====== Dataset extract ======
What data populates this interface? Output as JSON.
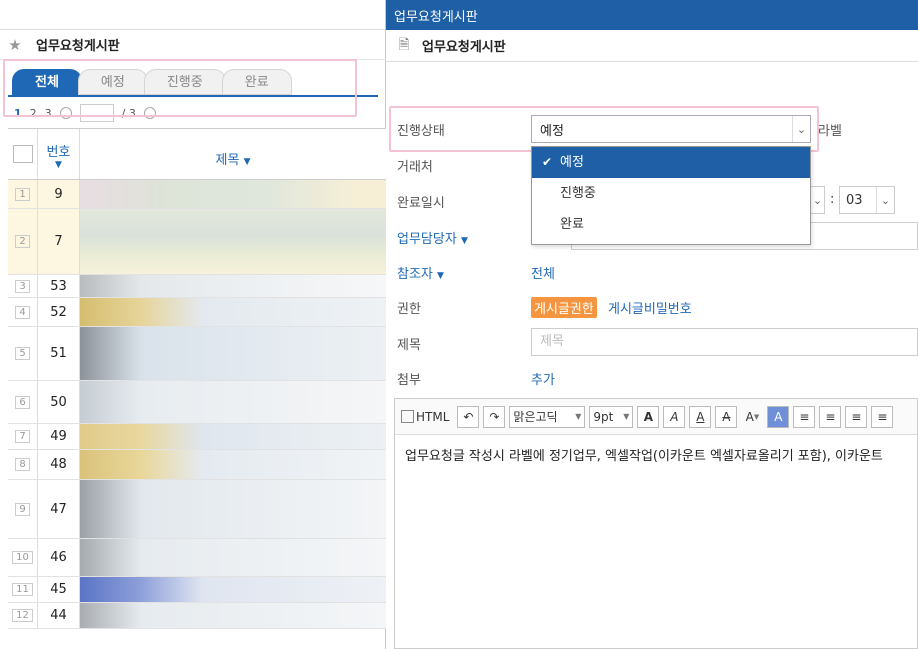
{
  "left_window": {
    "board_title": "업무요청게시판",
    "tabs": [
      {
        "label": "전체",
        "active": true
      },
      {
        "label": "예정",
        "active": false
      },
      {
        "label": "진행중",
        "active": false
      },
      {
        "label": "완료",
        "active": false
      }
    ],
    "pager": {
      "pages": [
        "1",
        "2",
        "3"
      ],
      "current": "1",
      "total": "/ 3"
    },
    "grid": {
      "col_num": "번호",
      "col_title": "제목",
      "rows": [
        {
          "idx": "1",
          "num": "9"
        },
        {
          "idx": "2",
          "num": "7"
        },
        {
          "idx": "3",
          "num": "53"
        },
        {
          "idx": "4",
          "num": "52"
        },
        {
          "idx": "5",
          "num": "51"
        },
        {
          "idx": "6",
          "num": "50"
        },
        {
          "idx": "7",
          "num": "49"
        },
        {
          "idx": "8",
          "num": "48"
        },
        {
          "idx": "9",
          "num": "47"
        },
        {
          "idx": "10",
          "num": "46"
        },
        {
          "idx": "11",
          "num": "45"
        },
        {
          "idx": "12",
          "num": "44"
        }
      ]
    }
  },
  "right_window": {
    "window_title": "업무요청게시판",
    "header_title": "업무요청게시판",
    "labels": {
      "status": "진행상태",
      "client": "거래처",
      "complete_date": "완료일시",
      "manager": "업무담당자",
      "participants": "참조자",
      "permission": "권한",
      "title": "제목",
      "attach": "첨부"
    },
    "status_select": {
      "value": "예정",
      "label_after": "라벨"
    },
    "status_options": [
      {
        "label": "예정",
        "selected": true
      },
      {
        "label": "진행중",
        "selected": false
      },
      {
        "label": "완료",
        "selected": false
      }
    ],
    "complete_minute": "03",
    "participants_value": "전체",
    "permission_badge": "게시글권한",
    "permission_password": "게시글비밀번호",
    "title_placeholder": "제목",
    "attach_value": "추가",
    "toolbar": {
      "html_label": "HTML",
      "font_name": "맑은고딕",
      "font_size": "9pt"
    },
    "editor_body": "업무요청글 작성시 라벨에 정기업무, 엑셀작업(이카운트 엑셀자료올리기 포함), 이카운트"
  },
  "colors": {
    "primary_blue": "#1e5fa6",
    "highlight_pink": "#f4c3d2",
    "badge_orange": "#f59540"
  },
  "icons": [
    "star-icon",
    "document-icon",
    "chevron-down-icon",
    "check-icon",
    "undo-icon",
    "redo-icon",
    "sort-down-icon"
  ]
}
======
** Goal of the exercise **
Write the entries above out in full, exactly, with no images.

** Correct output **
What data populates this interface? Output as JSON.
{
  "left_window": {
    "board_title": "업무요청게시판",
    "tabs": [
      {
        "label": "전체",
        "active": true
      },
      {
        "label": "예정",
        "active": false
      },
      {
        "label": "진행중",
        "active": false
      },
      {
        "label": "완료",
        "active": false
      }
    ],
    "pager": {
      "pages": [
        "1",
        "2",
        "3"
      ],
      "current": "1",
      "total": "/ 3"
    },
    "grid": {
      "col_num": "번호",
      "col_title": "제목",
      "rows": [
        {
          "idx": "1",
          "num": "9"
        },
        {
          "idx": "2",
          "num": "7"
        },
        {
          "idx": "3",
          "num": "53"
        },
        {
          "idx": "4",
          "num": "52"
        },
        {
          "idx": "5",
          "num": "51"
        },
        {
          "idx": "6",
          "num": "50"
        },
        {
          "idx": "7",
          "num": "49"
        },
        {
          "idx": "8",
          "num": "48"
        },
        {
          "idx": "9",
          "num": "47"
        },
        {
          "idx": "10",
          "num": "46"
        },
        {
          "idx": "11",
          "num": "45"
        },
        {
          "idx": "12",
          "num": "44"
        }
      ]
    }
  },
  "right_window": {
    "window_title": "업무요청게시판",
    "header_title": "업무요청게시판",
    "labels": {
      "status": "진행상태",
      "client": "거래처",
      "complete_date": "완료일시",
      "manager": "업무담당자",
      "participants": "참조자",
      "permission": "권한",
      "title": "제목",
      "attach": "첨부"
    },
    "status_select": {
      "value": "예정",
      "label_after": "라벨"
    },
    "status_options": [
      {
        "label": "예정",
        "selected": true
      },
      {
        "label": "진행중",
        "selected": false
      },
      {
        "label": "완료",
        "selected": false
      }
    ],
    "complete_minute": "03",
    "participants_value": "전체",
    "permission_badge": "게시글권한",
    "permission_password": "게시글비밀번호",
    "title_placeholder": "제목",
    "attach_value": "추가",
    "toolbar": {
      "html_label": "HTML",
      "font_name": "맑은고딕",
      "font_size": "9pt"
    },
    "editor_body": "업무요청글 작성시 라벨에 정기업무, 엑셀작업(이카운트 엑셀자료올리기 포함), 이카운트"
  },
  "colors": {
    "primary_blue": "#1e5fa6",
    "highlight_pink": "#f4c3d2",
    "badge_orange": "#f59540"
  },
  "icons": [
    "star-icon",
    "document-icon",
    "chevron-down-icon",
    "check-icon",
    "undo-icon",
    "redo-icon",
    "sort-down-icon"
  ]
}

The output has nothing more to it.